### PROBLEM REQUIREMENTS
Copy the material below word for word, beginning at the line that contains "351, 83, 370]" and ending after the line that contains "390, 401, 414]".

### TASK MATERIAL
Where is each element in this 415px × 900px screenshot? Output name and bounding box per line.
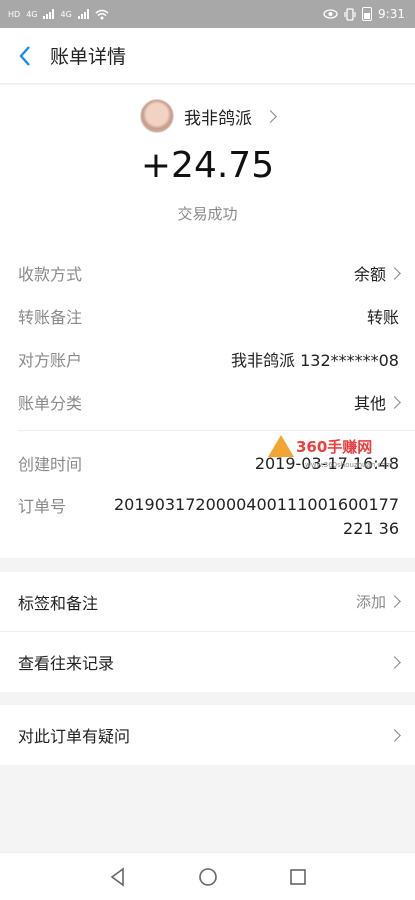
row-label: 对方账户	[18, 351, 83, 370]
dispute-card: 对此订单有疑问	[0, 705, 415, 765]
row-label: 收款方式	[18, 265, 83, 284]
row-transfer-note: 转账备注 转账	[18, 304, 399, 328]
chevron-right-icon	[388, 728, 401, 742]
row-label: 订单号	[18, 497, 67, 516]
dispute-item[interactable]: 对此订单有疑问	[0, 705, 415, 765]
row-category[interactable]: 账单分类 其他	[18, 390, 401, 414]
tags-notes-item[interactable]: 标签和备注 添加	[0, 572, 415, 632]
watermark-text: 360手赚网	[296, 437, 373, 456]
list-item-label: 对此订单有疑问	[18, 727, 131, 746]
watermark: 360手赚网	[268, 435, 372, 457]
chevron-right-icon	[388, 266, 401, 280]
add-label: 添加	[355, 593, 386, 611]
row-label: 创建时间	[18, 455, 83, 474]
row-value: 转账	[366, 308, 399, 327]
list-item-label: 查看往来记录	[18, 654, 115, 673]
chevron-right-icon	[264, 109, 277, 123]
recents-square-icon[interactable]	[287, 866, 309, 888]
avatar	[140, 99, 174, 133]
wifi-icon	[95, 9, 109, 19]
watermark-url: www.360shouzhuan.com	[305, 461, 393, 469]
row-payment-method[interactable]: 收款方式 余额	[18, 261, 401, 285]
row-value: 我非鸽派 132******08	[231, 351, 399, 370]
transaction-status: 交易成功	[177, 205, 238, 223]
chevron-right-icon	[388, 595, 401, 608]
chevron-right-icon	[388, 395, 401, 409]
list-item-label: 标签和备注	[18, 593, 99, 613]
row-order-number: 订单号 2019031720000400111001600177221 36	[18, 493, 399, 541]
payer-name: 我非鸽派	[184, 108, 252, 129]
signal-icon	[77, 9, 89, 19]
carrier-tag-2: 4G	[60, 9, 72, 19]
chevron-right-icon	[388, 655, 401, 669]
payer-link[interactable]: 我非鸽派	[0, 99, 415, 133]
row-counterparty: 对方账户 我非鸽派 132******08	[18, 347, 399, 371]
vibrate-icon	[344, 7, 356, 21]
actions-card: 标签和备注 添加 查看往来记录	[0, 572, 415, 692]
network-label: HD	[8, 9, 21, 19]
carrier-tag-1: 4G	[26, 9, 38, 19]
clock: 9:31	[378, 7, 405, 21]
status-bar: HD 4G 4G 9:31	[0, 0, 415, 28]
divider	[18, 430, 415, 431]
page-header: 账单详情	[0, 28, 415, 84]
watermark-logo-icon	[268, 435, 294, 457]
page-title: 账单详情	[50, 46, 127, 68]
row-label: 转账备注	[18, 308, 83, 327]
row-value: 余额	[353, 265, 386, 284]
back-triangle-icon[interactable]	[107, 866, 129, 888]
chevron-left-icon	[19, 45, 30, 66]
amount: +24.75	[140, 145, 275, 186]
eye-icon	[323, 9, 338, 19]
navigation-bar	[0, 852, 415, 900]
back-button[interactable]	[0, 28, 50, 84]
bill-card: 我非鸽派 +24.75 交易成功 收款方式 余额 转账备注 转账 对方账户 我非…	[0, 85, 415, 558]
history-records-item[interactable]: 查看往来记录	[0, 632, 415, 692]
order-number: 2019031720000400111001600177221 36	[113, 495, 399, 538]
battery-icon	[362, 7, 373, 21]
row-value: 其他	[353, 394, 386, 413]
signal-icon	[43, 9, 55, 19]
home-circle-icon[interactable]	[197, 866, 219, 888]
row-label: 账单分类	[18, 394, 83, 413]
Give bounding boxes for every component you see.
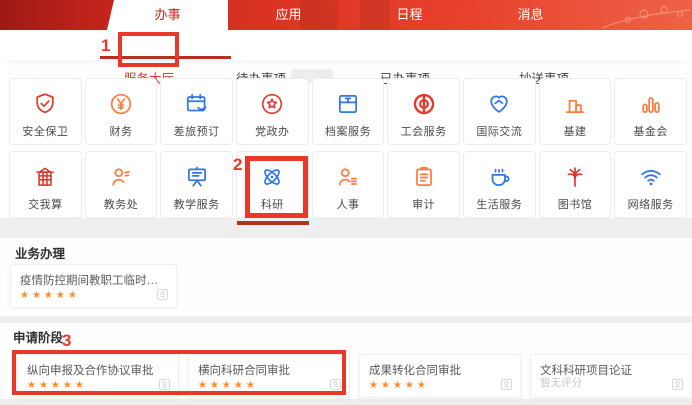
app-tile-label: 审计 (412, 199, 436, 211)
service-card-covid-lab-use[interactable]: 疫情防控期间教职工临时使用实验… ★★★★★ (10, 264, 177, 308)
annotation-digit-step2: 2 (233, 155, 243, 174)
apply-stage-section-title: 申请阶段 (13, 331, 64, 345)
app-tile-labor-union[interactable]: 工会服务 (387, 78, 460, 145)
app-tile-label: 教务处 (103, 199, 139, 211)
app-tile-audit[interactable]: 审计 (387, 151, 460, 218)
app-tile-archives[interactable]: 档案服务 (311, 78, 385, 145)
annotation-box-service-hall (118, 32, 179, 67)
tab-xiaoxi[interactable]: 消息 (470, 0, 591, 30)
tab-yingyong[interactable]: 应用 (228, 0, 349, 30)
service-card-title: 疫情防控期间教职工临时使用实验… (20, 275, 168, 287)
app-tile-label: 教学服务 (173, 199, 220, 211)
top-header-bar: 办事 应用 日程 消息 (0, 0, 692, 30)
app-tile-label: 基建 (563, 126, 587, 138)
tab-richeng[interactable]: 日程 (349, 0, 470, 30)
app-tile-hr[interactable]: 人事 (311, 151, 385, 218)
card-badge-icon[interactable] (156, 288, 169, 301)
travel-calendar-icon (184, 90, 210, 118)
app-tile-security[interactable]: 安全保卫 (9, 78, 82, 145)
app-tile-label: 人事 (336, 199, 360, 211)
service-card-title: 成果转化合同审批 (369, 365, 461, 377)
app-tile-label: 党政办 (255, 126, 290, 138)
archive-box-icon (335, 90, 361, 118)
service-card-liberal-arts-project-review[interactable]: 文科科研项目论证 暂无评分 (530, 354, 692, 398)
person-edit-icon (108, 163, 134, 191)
annotation-box-research (245, 156, 308, 218)
card-badge-icon[interactable] (500, 378, 513, 391)
app-tile-label: 财务 (109, 126, 133, 138)
tab-banshi[interactable]: 办事 (107, 0, 228, 30)
union-emblem-icon (411, 90, 437, 118)
clipboard-icon (411, 163, 437, 191)
app-tile-travel-booking[interactable]: 差旅预订 (160, 78, 233, 145)
no-rating-text: 暂无评分 (540, 377, 582, 389)
annotation-digit-step1: 1 (101, 36, 111, 55)
buildings-icon (562, 90, 588, 118)
app-tile-label: 图书馆 (557, 199, 593, 211)
app-tile-international-exchange[interactable]: 国际交流 (462, 78, 536, 145)
bar-chart-icon (638, 90, 664, 118)
app-tile-party-gov-office[interactable]: 党政办 (235, 78, 309, 145)
top-tab-bar: 办事 应用 日程 消息 (107, 0, 591, 30)
business-section: 业务办理 疫情防控期间教职工临时使用实验… ★★★★★ (0, 238, 692, 316)
app-tile-label: 交我算 (28, 199, 63, 211)
app-tile-academic-affairs[interactable]: 教务处 (84, 151, 158, 218)
star-rating: ★★★★★ (20, 290, 80, 301)
presentation-board-icon (184, 163, 210, 191)
app-tile-jiaowosuan-computing[interactable]: 交我算 (9, 151, 82, 218)
business-section-title: 业务办理 (15, 247, 66, 261)
app-grid: 安全保卫 财务 差旅预订 党政办 档案服务 工会服务 国际交流 基建 基金会 交… (9, 78, 687, 218)
computing-gate-icon (32, 163, 58, 191)
app-tile-label: 工会服务 (400, 126, 447, 138)
app-tile-label: 国际交流 (476, 126, 523, 138)
app-tile-library[interactable]: 图书馆 (538, 151, 612, 218)
app-tile-label: 差旅预订 (173, 126, 220, 138)
card-badge-icon[interactable] (671, 378, 684, 391)
app-tile-label: 生活服务 (476, 199, 523, 211)
annotation-underline-step2 (237, 221, 309, 225)
app-tile-finance[interactable]: 财务 (84, 78, 158, 145)
portal-page: 办事 应用 日程 消息 服务大厅 待办事项 已办事项 抄送事项 安全保卫 财务 (0, 0, 692, 405)
app-tile-network-services[interactable]: 网络服务 (614, 151, 687, 218)
shield-check-icon (32, 90, 58, 118)
service-card-achievement-transform-approval[interactable]: 成果转化合同审批 ★★★★★ (359, 354, 521, 398)
app-tile-label: 档案服务 (324, 126, 371, 138)
coffee-cup-icon (486, 163, 512, 191)
yen-circle-icon (108, 90, 134, 118)
person-list-icon (335, 163, 361, 191)
app-tile-teaching-services[interactable]: 教学服务 (160, 151, 233, 218)
app-tile-foundation[interactable]: 基金会 (614, 78, 687, 145)
library-tree-icon (562, 163, 588, 191)
app-tile-label: 网络服务 (627, 199, 674, 211)
app-tile-life-services[interactable]: 生活服务 (462, 151, 536, 218)
annotation-box-apply-cards (12, 350, 346, 395)
app-tile-infrastructure[interactable]: 基建 (538, 78, 612, 145)
annotation-digit-step3: 3 (62, 331, 72, 350)
wifi-icon (638, 163, 664, 191)
star-rating: ★★★★★ (369, 380, 429, 391)
app-tile-label: 基金会 (633, 126, 668, 138)
star-circle-icon (259, 90, 285, 118)
heart-handshake-icon (486, 90, 512, 118)
app-tile-label: 安全保卫 (22, 126, 69, 138)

### RIGHT ANSWER
row-label: 对方账户	[18, 351, 83, 370]
dispute-card: 对此订单有疑问	[0, 705, 415, 765]
row-label: 收款方式	[18, 265, 83, 284]
row-transfer-note: 转账备注 转账	[18, 304, 399, 328]
chevron-right-icon	[388, 728, 401, 742]
row-label: 订单号	[18, 497, 67, 516]
dispute-item[interactable]: 对此订单有疑问	[0, 705, 415, 765]
row-category[interactable]: 账单分类 其他	[18, 390, 401, 414]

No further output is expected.